__What the task asks__. Repeat the listing in full. Nothing may be added or left out.

__The input__.
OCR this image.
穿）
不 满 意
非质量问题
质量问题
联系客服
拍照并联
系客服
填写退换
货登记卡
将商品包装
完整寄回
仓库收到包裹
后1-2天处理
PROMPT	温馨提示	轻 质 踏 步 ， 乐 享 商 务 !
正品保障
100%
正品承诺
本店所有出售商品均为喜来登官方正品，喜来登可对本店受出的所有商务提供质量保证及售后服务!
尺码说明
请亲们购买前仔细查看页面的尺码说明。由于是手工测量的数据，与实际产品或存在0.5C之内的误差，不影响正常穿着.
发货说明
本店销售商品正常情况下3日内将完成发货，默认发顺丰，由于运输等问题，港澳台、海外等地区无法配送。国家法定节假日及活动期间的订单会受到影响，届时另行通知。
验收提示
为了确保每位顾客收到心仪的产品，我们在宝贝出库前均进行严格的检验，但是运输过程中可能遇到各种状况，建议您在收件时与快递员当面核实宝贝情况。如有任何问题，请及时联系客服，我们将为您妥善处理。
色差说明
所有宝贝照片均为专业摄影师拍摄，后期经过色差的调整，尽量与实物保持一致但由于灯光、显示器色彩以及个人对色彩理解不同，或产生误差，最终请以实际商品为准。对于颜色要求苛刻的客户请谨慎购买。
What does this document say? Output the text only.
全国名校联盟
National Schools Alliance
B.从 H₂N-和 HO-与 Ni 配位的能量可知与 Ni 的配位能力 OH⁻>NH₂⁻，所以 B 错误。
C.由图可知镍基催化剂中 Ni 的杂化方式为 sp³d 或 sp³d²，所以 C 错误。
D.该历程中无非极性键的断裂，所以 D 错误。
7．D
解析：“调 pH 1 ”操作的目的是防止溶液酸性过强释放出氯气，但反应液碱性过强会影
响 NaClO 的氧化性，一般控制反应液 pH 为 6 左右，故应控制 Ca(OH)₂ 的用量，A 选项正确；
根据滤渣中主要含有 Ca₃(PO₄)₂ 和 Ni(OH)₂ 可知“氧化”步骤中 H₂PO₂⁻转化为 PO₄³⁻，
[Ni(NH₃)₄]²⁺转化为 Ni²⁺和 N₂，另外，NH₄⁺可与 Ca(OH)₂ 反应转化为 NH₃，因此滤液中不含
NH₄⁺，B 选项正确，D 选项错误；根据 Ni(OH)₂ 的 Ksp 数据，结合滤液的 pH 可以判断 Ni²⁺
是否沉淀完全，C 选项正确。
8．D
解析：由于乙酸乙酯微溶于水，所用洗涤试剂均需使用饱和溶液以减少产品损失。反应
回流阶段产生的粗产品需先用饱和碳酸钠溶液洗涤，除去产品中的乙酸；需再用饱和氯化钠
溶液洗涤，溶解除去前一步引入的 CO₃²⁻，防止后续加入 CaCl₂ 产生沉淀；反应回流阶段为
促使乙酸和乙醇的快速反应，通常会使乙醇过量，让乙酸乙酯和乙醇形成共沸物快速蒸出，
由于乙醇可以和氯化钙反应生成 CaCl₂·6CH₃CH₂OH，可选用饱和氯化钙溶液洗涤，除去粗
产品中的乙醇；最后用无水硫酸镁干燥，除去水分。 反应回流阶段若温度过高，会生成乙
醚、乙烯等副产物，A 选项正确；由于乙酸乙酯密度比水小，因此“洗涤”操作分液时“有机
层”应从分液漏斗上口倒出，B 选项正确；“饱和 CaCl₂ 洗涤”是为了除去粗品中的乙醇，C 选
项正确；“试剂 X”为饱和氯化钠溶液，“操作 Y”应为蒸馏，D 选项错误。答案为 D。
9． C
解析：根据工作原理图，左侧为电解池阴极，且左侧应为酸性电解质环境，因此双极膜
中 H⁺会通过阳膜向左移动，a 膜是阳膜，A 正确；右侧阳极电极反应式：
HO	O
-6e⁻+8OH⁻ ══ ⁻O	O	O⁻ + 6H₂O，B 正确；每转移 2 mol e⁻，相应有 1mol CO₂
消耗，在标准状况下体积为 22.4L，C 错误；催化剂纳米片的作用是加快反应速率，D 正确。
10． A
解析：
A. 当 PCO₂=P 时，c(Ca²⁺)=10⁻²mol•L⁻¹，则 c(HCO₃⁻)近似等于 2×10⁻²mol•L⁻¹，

__The solution__.
OCR this image.
穿）
不 满 意
非质量问题
质量问题
联系客服
拍照并联
系客服
填写退换
货登记卡
将商品包装
完整寄回
仓库收到包裹
后1-2天处理
PROMPT	温馨提示	轻 质 踏 步 ， 乐 享 商 务 !
正品保障
100%
正品承诺
本店所有出售商品均为喜来登官方正品，喜来登可对本店受出的所有商务提供质量保证及售后服务!
尺码说明
请亲们购买前仔细查看页面的尺码说明。由于是手工测量的数据，与实际产品或存在0.5C之内的误差，不影响正常穿着.
发货说明
本店销售商品正常情况下3日内将完成发货，默认发顺丰，由于运输等问题，港澳台、海外等地区无法配送。国家法定节假日及活动期间的订单会受到影响，届时另行通知。
验收提示
为了确保每位顾客收到心仪的产品，我们在宝贝出库前均进行严格的检验，但是运输过程中可能遇到各种状况，建议您在收件时与快递员当面核实宝贝情况。如有任何问题，请及时联系客服，我们将为您妥善处理。
色差说明
所有宝贝照片均为专业摄影师拍摄，后期经过色差的调整，尽量与实物保持一致但由于灯光、显示器色彩以及个人对色彩理解不同，或产生误差，最终请以实际商品为准。对于颜色要求苛刻的客户请谨慎购买。
What does this document say? Output the text only.
全国名校联盟
National Schools Alliance
B.从 H₂N-和 HO-与 Ni 配位的能量可知与 Ni 的配位能力 OH⁻>NH₂⁻，所以 B 错误。
C.由图可知镍基催化剂中 Ni 的杂化方式为 sp³d 或 sp³d²，所以 C 错误。
D.该历程中无非极性键的断裂，所以 D 错误。
7．D
解析：“调 pH 1 ”操作的目的是防止溶液酸性过强释放出氯气，但反应液碱性过强会影
响 NaClO 的氧化性，一般控制反应液 pH 为 6 左右，故应控制 Ca(OH)₂ 的用量，A 选项正确；
根据滤渣中主要含有 Ca₃(PO₄)₂ 和 Ni(OH)₂ 可知“氧化”步骤中 H₂PO₂⁻转化为 PO₄³⁻，
[Ni(NH₃)₄]²⁺转化为 Ni²⁺和 N₂，另外，NH₄⁺可与 Ca(OH)₂ 反应转化为 NH₃，因此滤液中不含
NH₄⁺，B 选项正确，D 选项错误；根据 Ni(OH)₂ 的 Ksp 数据，结合滤液的 pH 可以判断 Ni²⁺
是否沉淀完全，C 选项正确。
8．D
解析：由于乙酸乙酯微溶于水，所用洗涤试剂均需使用饱和溶液以减少产品损失。反应
回流阶段产生的粗产品需先用饱和碳酸钠溶液洗涤，除去产品中的乙酸；需再用饱和氯化钠
溶液洗涤，溶解除去前一步引入的 CO₃²⁻，防止后续加入 CaCl₂ 产生沉淀；反应回流阶段为
促使乙酸和乙醇的快速反应，通常会使乙醇过量，让乙酸乙酯和乙醇形成共沸物快速蒸出，
由于乙醇可以和氯化钙反应生成 CaCl₂·6CH₃CH₂OH，可选用饱和氯化钙溶液洗涤，除去粗
产品中的乙醇；最后用无水硫酸镁干燥，除去水分。 反应回流阶段若温度过高，会生成乙
醚、乙烯等副产物，A 选项正确；由于乙酸乙酯密度比水小，因此“洗涤”操作分液时“有机
层”应从分液漏斗上口倒出，B 选项正确；“饱和 CaCl₂ 洗涤”是为了除去粗品中的乙醇，C 选
项正确；“试剂 X”为饱和氯化钠溶液，“操作 Y”应为蒸馏，D 选项错误。答案为 D。
9． C
解析：根据工作原理图，左侧为电解池阴极，且左侧应为酸性电解质环境，因此双极膜
中 H⁺会通过阳膜向左移动，a 膜是阳膜，A 正确；右侧阳极电极反应式：
HO	O
-6e⁻+8OH⁻ ══ ⁻O	O	O⁻ + 6H₂O，B 正确；每转移 2 mol e⁻，相应有 1mol CO₂
消耗，在标准状况下体积为 22.4L，C 错误；催化剂纳米片的作用是加快反应速率，D 正确。
10． A
解析：
A. 当 PCO₂=P 时，c(Ca²⁺)=10⁻²mol•L⁻¹，则 c(HCO₃⁻)近似等于 2×10⁻²mol•L⁻¹，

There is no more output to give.